* BEGIN *

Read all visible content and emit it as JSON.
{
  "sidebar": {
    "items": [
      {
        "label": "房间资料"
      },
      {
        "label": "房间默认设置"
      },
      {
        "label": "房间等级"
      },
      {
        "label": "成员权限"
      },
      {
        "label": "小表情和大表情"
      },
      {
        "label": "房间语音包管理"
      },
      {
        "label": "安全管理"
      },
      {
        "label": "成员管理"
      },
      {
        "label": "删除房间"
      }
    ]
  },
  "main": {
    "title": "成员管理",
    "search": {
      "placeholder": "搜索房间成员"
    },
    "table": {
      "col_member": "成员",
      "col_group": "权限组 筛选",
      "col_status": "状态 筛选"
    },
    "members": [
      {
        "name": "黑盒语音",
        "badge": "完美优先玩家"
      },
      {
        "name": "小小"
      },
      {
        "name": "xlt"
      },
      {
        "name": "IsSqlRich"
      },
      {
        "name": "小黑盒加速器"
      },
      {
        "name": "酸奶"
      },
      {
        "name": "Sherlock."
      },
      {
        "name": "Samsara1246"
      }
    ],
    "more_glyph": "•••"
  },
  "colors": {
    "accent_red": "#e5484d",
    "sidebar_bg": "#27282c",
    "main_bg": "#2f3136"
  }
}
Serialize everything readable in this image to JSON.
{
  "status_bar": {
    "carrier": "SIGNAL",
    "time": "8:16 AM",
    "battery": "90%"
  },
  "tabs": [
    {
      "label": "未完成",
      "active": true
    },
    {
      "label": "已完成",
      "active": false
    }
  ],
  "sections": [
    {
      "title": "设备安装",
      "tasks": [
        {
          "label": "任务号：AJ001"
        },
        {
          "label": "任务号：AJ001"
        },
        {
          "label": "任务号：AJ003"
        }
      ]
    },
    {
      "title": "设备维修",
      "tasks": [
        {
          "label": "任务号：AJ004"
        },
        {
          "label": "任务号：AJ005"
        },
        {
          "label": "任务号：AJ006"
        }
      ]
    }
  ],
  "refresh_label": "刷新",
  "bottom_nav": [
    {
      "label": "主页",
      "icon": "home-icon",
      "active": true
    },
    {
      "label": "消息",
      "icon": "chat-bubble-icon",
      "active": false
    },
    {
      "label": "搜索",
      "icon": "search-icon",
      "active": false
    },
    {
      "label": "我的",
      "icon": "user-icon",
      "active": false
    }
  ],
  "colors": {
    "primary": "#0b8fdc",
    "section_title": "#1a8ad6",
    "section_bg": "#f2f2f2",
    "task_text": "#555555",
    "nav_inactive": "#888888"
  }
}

* END *

→ To do
Reproduce all of the records exactly.

→ Answer in full
Read all visible content and emit it as JSON.
{
  "sidebar": {
    "items": [
      {
        "label": "房间资料"
      },
      {
        "label": "房间默认设置"
      },
      {
        "label": "房间等级"
      },
      {
        "label": "成员权限"
      },
      {
        "label": "小表情和大表情"
      },
      {
        "label": "房间语音包管理"
      },
      {
        "label": "安全管理"
      },
      {
        "label": "成员管理"
      },
      {
        "label": "删除房间"
      }
    ]
  },
  "main": {
    "title": "成员管理",
    "search": {
      "placeholder": "搜索房间成员"
    },
    "table": {
      "col_member": "成员",
      "col_group": "权限组 筛选",
      "col_status": "状态 筛选"
    },
    "members": [
      {
        "name": "黑盒语音",
        "badge": "完美优先玩家"
      },
      {
        "name": "小小"
      },
      {
        "name": "xlt"
      },
      {
        "name": "IsSqlRich"
      },
      {
        "name": "小黑盒加速器"
      },
      {
        "name": "酸奶"
      },
      {
        "name": "Sherlock."
      },
      {
        "name": "Samsara1246"
      }
    ],
    "more_glyph": "•••"
  },
  "colors": {
    "accent_red": "#e5484d",
    "sidebar_bg": "#27282c",
    "main_bg": "#2f3136"
  }
}
Serialize everything readable in this image to JSON.
{
  "status_bar": {
    "carrier": "SIGNAL",
    "time": "8:16 AM",
    "battery": "90%"
  },
  "tabs": [
    {
      "label": "未完成",
      "active": true
    },
    {
      "label": "已完成",
      "active": false
    }
  ],
  "sections": [
    {
      "title": "设备安装",
      "tasks": [
        {
          "label": "任务号：AJ001"
        },
        {
          "label": "任务号：AJ001"
        },
        {
          "label": "任务号：AJ003"
        }
      ]
    },
    {
      "title": "设备维修",
      "tasks": [
        {
          "label": "任务号：AJ004"
        },
        {
          "label": "任务号：AJ005"
        },
        {
          "label": "任务号：AJ006"
        }
      ]
    }
  ],
  "refresh_label": "刷新",
  "bottom_nav": [
    {
      "label": "主页",
      "icon": "home-icon",
      "active": true
    },
    {
      "label": "消息",
      "icon": "chat-bubble-icon",
      "active": false
    },
    {
      "label": "搜索",
      "icon": "search-icon",
      "active": false
    },
    {
      "label": "我的",
      "icon": "user-icon",
      "active": false
    }
  ],
  "colors": {
    "primary": "#0b8fdc",
    "section_title": "#1a8ad6",
    "section_bg": "#f2f2f2",
    "task_text": "#555555",
    "nav_inactive": "#888888"
  }
}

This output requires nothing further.